(Visual layout records)

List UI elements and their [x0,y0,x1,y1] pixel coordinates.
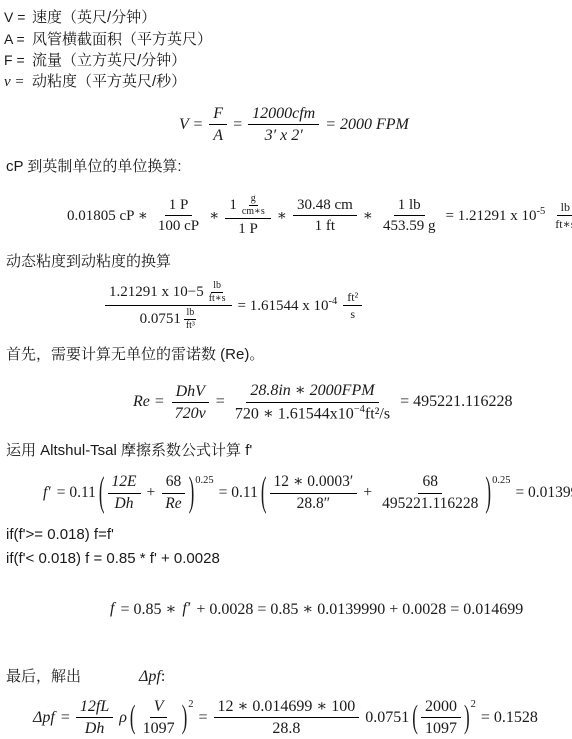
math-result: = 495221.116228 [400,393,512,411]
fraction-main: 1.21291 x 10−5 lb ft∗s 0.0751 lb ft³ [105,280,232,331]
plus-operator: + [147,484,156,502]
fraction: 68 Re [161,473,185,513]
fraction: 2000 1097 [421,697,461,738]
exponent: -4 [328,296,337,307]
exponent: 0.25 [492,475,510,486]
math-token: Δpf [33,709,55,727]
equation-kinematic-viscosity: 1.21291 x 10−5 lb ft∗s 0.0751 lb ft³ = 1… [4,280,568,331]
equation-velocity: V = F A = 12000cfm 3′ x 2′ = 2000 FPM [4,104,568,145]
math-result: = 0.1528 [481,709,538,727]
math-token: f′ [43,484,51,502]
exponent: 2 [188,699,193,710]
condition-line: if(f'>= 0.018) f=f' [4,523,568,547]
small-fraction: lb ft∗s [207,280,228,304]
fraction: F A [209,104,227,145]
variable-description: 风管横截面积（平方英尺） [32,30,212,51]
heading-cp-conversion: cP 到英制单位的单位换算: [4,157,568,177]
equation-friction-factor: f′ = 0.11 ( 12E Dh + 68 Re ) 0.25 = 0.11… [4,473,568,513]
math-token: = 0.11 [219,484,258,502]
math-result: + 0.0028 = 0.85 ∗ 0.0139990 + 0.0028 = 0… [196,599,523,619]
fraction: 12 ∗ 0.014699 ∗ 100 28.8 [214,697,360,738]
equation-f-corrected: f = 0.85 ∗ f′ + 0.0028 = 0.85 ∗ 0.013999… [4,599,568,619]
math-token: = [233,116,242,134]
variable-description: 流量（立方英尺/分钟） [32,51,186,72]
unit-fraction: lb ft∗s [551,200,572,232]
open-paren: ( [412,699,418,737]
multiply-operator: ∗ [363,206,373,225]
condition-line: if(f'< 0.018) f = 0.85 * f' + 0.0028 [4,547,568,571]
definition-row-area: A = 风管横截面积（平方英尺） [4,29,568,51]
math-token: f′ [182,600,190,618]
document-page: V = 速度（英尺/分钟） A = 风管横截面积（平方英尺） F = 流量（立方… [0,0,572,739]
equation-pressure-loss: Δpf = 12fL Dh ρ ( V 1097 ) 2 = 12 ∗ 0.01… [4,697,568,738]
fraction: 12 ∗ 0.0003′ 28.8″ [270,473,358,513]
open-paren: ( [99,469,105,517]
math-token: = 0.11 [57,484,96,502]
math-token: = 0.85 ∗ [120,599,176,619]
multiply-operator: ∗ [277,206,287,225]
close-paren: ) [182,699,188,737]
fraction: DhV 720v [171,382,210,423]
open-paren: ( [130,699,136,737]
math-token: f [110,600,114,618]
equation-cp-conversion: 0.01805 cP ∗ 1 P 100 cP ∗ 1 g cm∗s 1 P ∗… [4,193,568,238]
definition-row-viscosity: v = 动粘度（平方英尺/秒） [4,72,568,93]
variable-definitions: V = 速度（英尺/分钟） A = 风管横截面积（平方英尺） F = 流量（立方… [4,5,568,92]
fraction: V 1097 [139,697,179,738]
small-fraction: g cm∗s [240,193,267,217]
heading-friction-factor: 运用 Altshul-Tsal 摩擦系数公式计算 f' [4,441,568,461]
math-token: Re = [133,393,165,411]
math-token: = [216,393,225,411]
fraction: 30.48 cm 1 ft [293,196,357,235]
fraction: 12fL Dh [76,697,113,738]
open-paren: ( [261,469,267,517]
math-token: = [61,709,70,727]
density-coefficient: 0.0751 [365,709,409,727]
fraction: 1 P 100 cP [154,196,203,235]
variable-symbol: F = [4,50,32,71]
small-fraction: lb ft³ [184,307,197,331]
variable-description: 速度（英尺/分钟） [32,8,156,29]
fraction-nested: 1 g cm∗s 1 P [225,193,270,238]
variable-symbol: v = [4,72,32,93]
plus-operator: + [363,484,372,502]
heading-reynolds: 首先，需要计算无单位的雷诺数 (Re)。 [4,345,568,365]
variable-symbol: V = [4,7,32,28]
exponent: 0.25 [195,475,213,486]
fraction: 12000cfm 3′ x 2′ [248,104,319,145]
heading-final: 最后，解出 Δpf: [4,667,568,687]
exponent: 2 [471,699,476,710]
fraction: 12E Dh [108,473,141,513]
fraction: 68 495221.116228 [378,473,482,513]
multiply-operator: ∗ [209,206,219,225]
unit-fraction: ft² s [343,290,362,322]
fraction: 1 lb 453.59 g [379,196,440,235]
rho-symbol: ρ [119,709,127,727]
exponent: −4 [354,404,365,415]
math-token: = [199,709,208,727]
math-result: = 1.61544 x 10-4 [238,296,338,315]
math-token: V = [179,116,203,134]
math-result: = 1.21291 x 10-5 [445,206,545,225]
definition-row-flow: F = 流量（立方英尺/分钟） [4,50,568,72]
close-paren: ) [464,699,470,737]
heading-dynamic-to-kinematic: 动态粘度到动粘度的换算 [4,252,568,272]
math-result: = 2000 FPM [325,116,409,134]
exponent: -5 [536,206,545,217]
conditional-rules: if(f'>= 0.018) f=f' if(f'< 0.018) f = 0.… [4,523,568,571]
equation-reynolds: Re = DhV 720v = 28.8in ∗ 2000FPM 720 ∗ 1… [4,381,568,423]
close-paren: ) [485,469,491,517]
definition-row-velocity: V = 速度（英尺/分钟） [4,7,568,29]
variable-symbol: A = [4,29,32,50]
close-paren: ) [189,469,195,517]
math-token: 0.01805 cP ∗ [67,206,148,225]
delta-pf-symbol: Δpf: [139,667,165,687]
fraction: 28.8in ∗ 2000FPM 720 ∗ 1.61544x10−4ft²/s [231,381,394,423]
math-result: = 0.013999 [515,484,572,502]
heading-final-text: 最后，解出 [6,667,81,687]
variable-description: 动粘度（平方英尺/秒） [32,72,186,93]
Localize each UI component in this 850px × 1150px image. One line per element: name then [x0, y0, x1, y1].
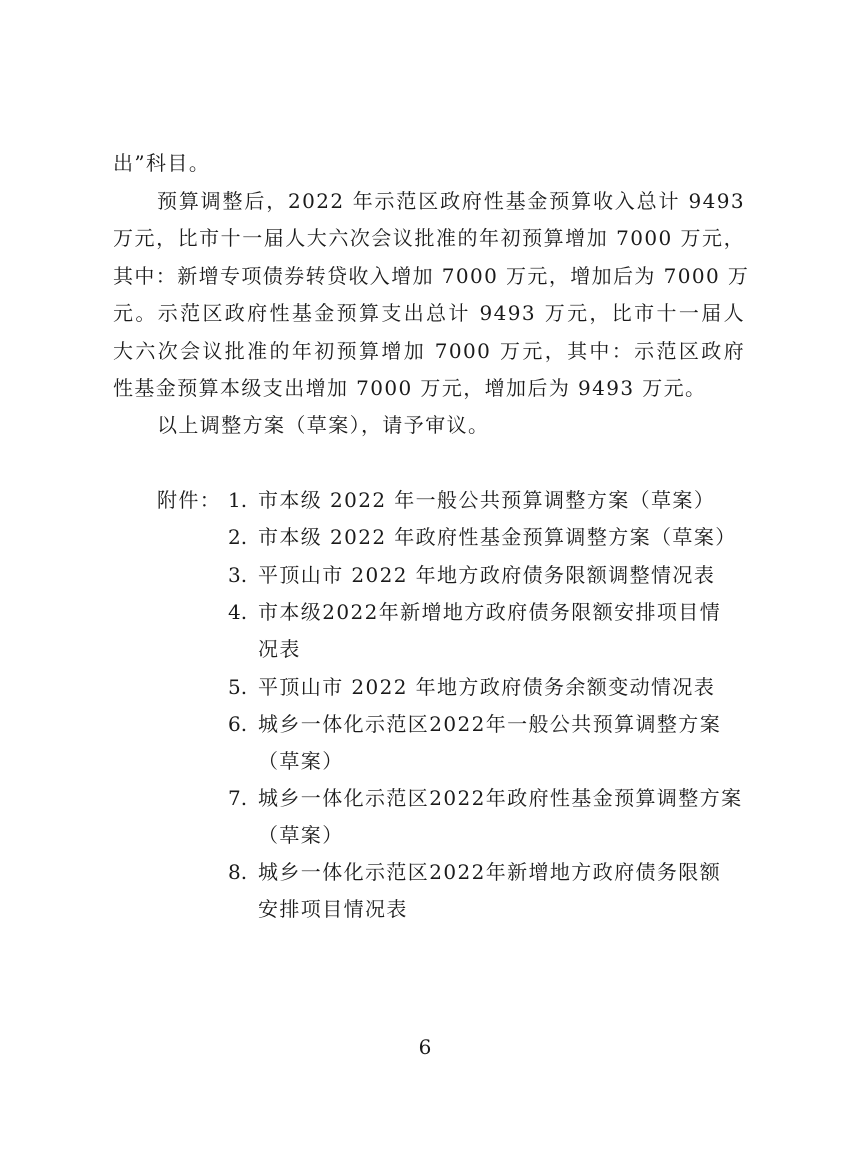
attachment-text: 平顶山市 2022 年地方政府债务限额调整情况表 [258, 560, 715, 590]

» Task statement
Starting at the line that contains "math-result: = 495221.116228" and ending after the line that contains "math-token: = 0.11 [219,484,258,502]", rewrite those lines with "exponent" replaced by "superscript" and everything else left unchanged.

» Answer to this task
math-result: = 495221.116228 [400,393,512,411]
fraction-main: 1.21291 x 10−5 lb ft∗s 0.0751 lb ft³ [105,280,232,331]
plus-operator: + [147,484,156,502]
fraction: 68 Re [161,473,185,513]
fraction: 2000 1097 [421,697,461,738]
superscript: -4 [328,296,337,307]
superscript: 0.25 [492,475,510,486]
math-token: Δpf [33,709,55,727]
equation-kinematic-viscosity: 1.21291 x 10−5 lb ft∗s 0.0751 lb ft³ = 1… [4,280,568,331]
equation-velocity: V = F A = 12000cfm 3′ x 2′ = 2000 FPM [4,104,568,145]
math-result: = 0.1528 [481,709,538,727]
math-token: f′ [43,484,51,502]
superscript: 2 [188,699,193,710]
condition-line: if(f'>= 0.018) f=f' [4,523,568,547]
small-fraction: lb ft∗s [207,280,228,304]
fraction: F A [209,104,227,145]
variable-description: 风管横截面积（平方英尺） [32,30,212,51]
heading-cp-conversion: cP 到英制单位的单位换算: [4,157,568,177]
equation-friction-factor: f′ = 0.11 ( 12E Dh + 68 Re ) 0.25 = 0.11… [4,473,568,513]
math-token: = 0.11 [219,484,258,502]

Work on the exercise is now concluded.